- What needs to be done -
Below are entries to be transcribed exactly; exclude the pictures from the copy.

- Input data -
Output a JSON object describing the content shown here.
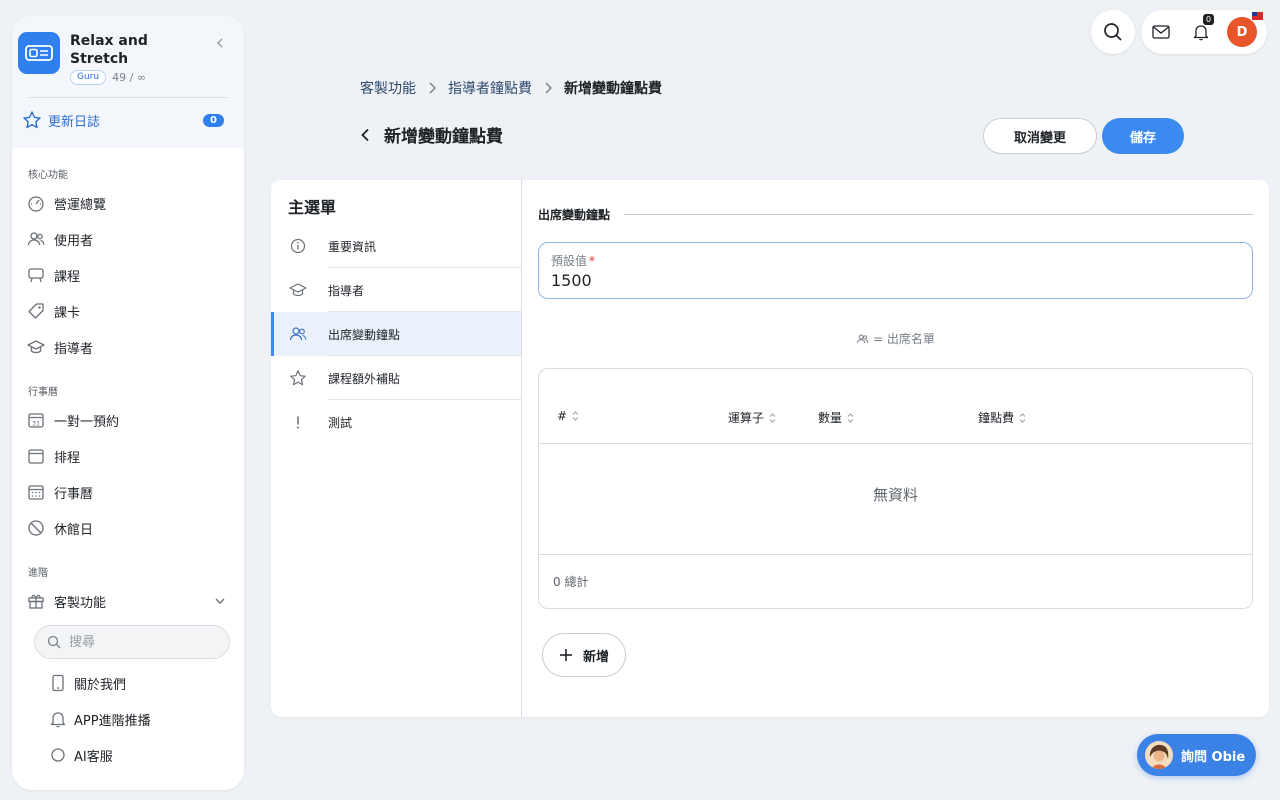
{
  "sidebar": {
    "brand_name": "Relax and Stretch",
    "plan_badge": "Guru",
    "usage": "49 / ∞",
    "changelog_label": "更新日誌",
    "changelog_count": "0",
    "sections": [
      {
        "title": "核心功能",
        "items": [
          {
            "label": "營運總覽",
            "icon": "dashboard-icon"
          },
          {
            "label": "使用者",
            "icon": "users-icon"
          },
          {
            "label": "課程",
            "icon": "course-icon"
          },
          {
            "label": "課卡",
            "icon": "tag-icon"
          },
          {
            "label": "指導者",
            "icon": "graduation-cap-icon"
          }
        ]
      },
      {
        "title": "行事曆",
        "items": [
          {
            "label": "一對一預約",
            "icon": "calendar-31-icon"
          },
          {
            "label": "排程",
            "icon": "calendar-icon"
          },
          {
            "label": "行事曆",
            "icon": "calendar-grid-icon"
          },
          {
            "label": "休館日",
            "icon": "ban-icon"
          }
        ]
      },
      {
        "title": "進階",
        "items": [
          {
            "label": "客製功能",
            "icon": "gift-icon"
          }
        ]
      }
    ],
    "search_placeholder": "搜尋",
    "sub_items": [
      {
        "label": "關於我們",
        "icon": "phone-icon"
      },
      {
        "label": "APP進階推播",
        "icon": "bell-icon"
      },
      {
        "label": "AI客服",
        "icon": "chat-icon"
      }
    ]
  },
  "topbar": {
    "notification_count": "0",
    "avatar_initial": "D"
  },
  "breadcrumb": [
    "客製功能",
    "指導者鐘點費",
    "新增變動鐘點費"
  ],
  "header": {
    "title": "新增變動鐘點費",
    "cancel_label": "取消變更",
    "save_label": "儲存"
  },
  "menu": {
    "title": "主選單",
    "items": [
      {
        "label": "重要資訊",
        "icon": "info-icon"
      },
      {
        "label": "指導者",
        "icon": "graduation-cap-icon"
      },
      {
        "label": "出席變動鐘點",
        "icon": "users-icon"
      },
      {
        "label": "課程額外補貼",
        "icon": "star-icon"
      },
      {
        "label": "測試",
        "icon": "exclamation-icon"
      }
    ],
    "active_index": 2
  },
  "content": {
    "section_title": "出席變動鐘點",
    "default_field_label": "預設值",
    "default_field_required": "*",
    "default_field_value": "1500",
    "legend_note": "= 出席名單",
    "table": {
      "columns": [
        "#",
        "運算子",
        "數量",
        "鐘點費"
      ],
      "empty_text": "無資料",
      "total_text": "0 總計"
    },
    "add_label": "新增"
  },
  "assistant": {
    "label": "詢問 Obie"
  },
  "colors": {
    "accent": "#3b8af0",
    "avatar": "#e8552b",
    "sidebar_top": "#f3f7fc"
  }
}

- Output below -
Output a JSON object describing the content shown here.
{
  "sidebar": {
    "brand_name": "Relax and Stretch",
    "plan_badge": "Guru",
    "usage": "49 / ∞",
    "changelog_label": "更新日誌",
    "changelog_count": "0",
    "sections": [
      {
        "title": "核心功能",
        "items": [
          {
            "label": "營運總覽",
            "icon": "dashboard-icon"
          },
          {
            "label": "使用者",
            "icon": "users-icon"
          },
          {
            "label": "課程",
            "icon": "course-icon"
          },
          {
            "label": "課卡",
            "icon": "tag-icon"
          },
          {
            "label": "指導者",
            "icon": "graduation-cap-icon"
          }
        ]
      },
      {
        "title": "行事曆",
        "items": [
          {
            "label": "一對一預約",
            "icon": "calendar-31-icon"
          },
          {
            "label": "排程",
            "icon": "calendar-icon"
          },
          {
            "label": "行事曆",
            "icon": "calendar-grid-icon"
          },
          {
            "label": "休館日",
            "icon": "ban-icon"
          }
        ]
      },
      {
        "title": "進階",
        "items": [
          {
            "label": "客製功能",
            "icon": "gift-icon"
          }
        ]
      }
    ],
    "search_placeholder": "搜尋",
    "sub_items": [
      {
        "label": "關於我們",
        "icon": "phone-icon"
      },
      {
        "label": "APP進階推播",
        "icon": "bell-icon"
      },
      {
        "label": "AI客服",
        "icon": "chat-icon"
      }
    ]
  },
  "topbar": {
    "notification_count": "0",
    "avatar_initial": "D"
  },
  "breadcrumb": [
    "客製功能",
    "指導者鐘點費",
    "新增變動鐘點費"
  ],
  "header": {
    "title": "新增變動鐘點費",
    "cancel_label": "取消變更",
    "save_label": "儲存"
  },
  "menu": {
    "title": "主選單",
    "items": [
      {
        "label": "重要資訊",
        "icon": "info-icon"
      },
      {
        "label": "指導者",
        "icon": "graduation-cap-icon"
      },
      {
        "label": "出席變動鐘點",
        "icon": "users-icon"
      },
      {
        "label": "課程額外補貼",
        "icon": "star-icon"
      },
      {
        "label": "測試",
        "icon": "exclamation-icon"
      }
    ],
    "active_index": 2
  },
  "content": {
    "section_title": "出席變動鐘點",
    "default_field_label": "預設值",
    "default_field_required": "*",
    "default_field_value": "1500",
    "legend_note": "= 出席名單",
    "table": {
      "columns": [
        "#",
        "運算子",
        "數量",
        "鐘點費"
      ],
      "empty_text": "無資料",
      "total_text": "0 總計"
    },
    "add_label": "新增"
  },
  "assistant": {
    "label": "詢問 Obie"
  },
  "colors": {
    "accent": "#3b8af0",
    "avatar": "#e8552b",
    "sidebar_top": "#f3f7fc"
  }
}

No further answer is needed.